──────── ENTRIES PROVIDED

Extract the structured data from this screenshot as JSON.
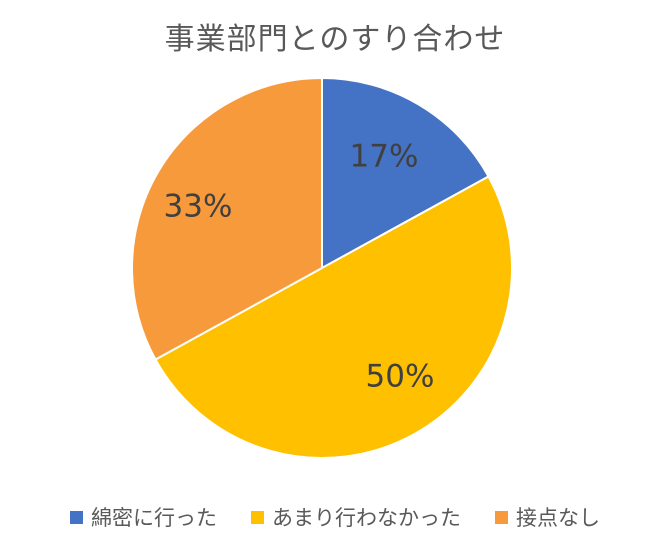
{
  "chart_data": {
    "type": "pie",
    "title": "事業部門とのすり合わせ",
    "categories": [
      "綿密に行った",
      "あまり行わなかった",
      "接点なし"
    ],
    "values": [
      17,
      50,
      33
    ],
    "data_labels": [
      "17%",
      "50%",
      "33%"
    ],
    "colors": [
      "#4472C4",
      "#FFC000",
      "#F79A3C"
    ],
    "legend_position": "bottom",
    "start_angle": "12 o'clock, clockwise"
  }
}
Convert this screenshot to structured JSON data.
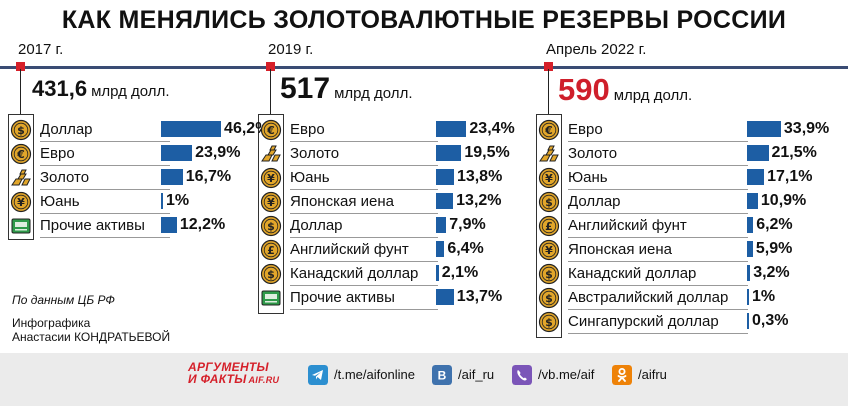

────────────────

- [WHAT NEEDS TO BE DONE] Omitting all images, print the listing exactly.

- [SOLUTION]
Extract the structured data from this screenshot as JSON.
{
  "chart_data": {
    "type": "pie",
    "title": "事業部門とのすり合わせ",
    "categories": [
      "綿密に行った",
      "あまり行わなかった",
      "接点なし"
    ],
    "values": [
      17,
      50,
      33
    ],
    "data_labels": [
      "17%",
      "50%",
      "33%"
    ],
    "colors": [
      "#4472C4",
      "#FFC000",
      "#F79A3C"
    ],
    "legend_position": "bottom",
    "start_angle": "12 o'clock, clockwise"
  }
}
Convert this screenshot to structured JSON data.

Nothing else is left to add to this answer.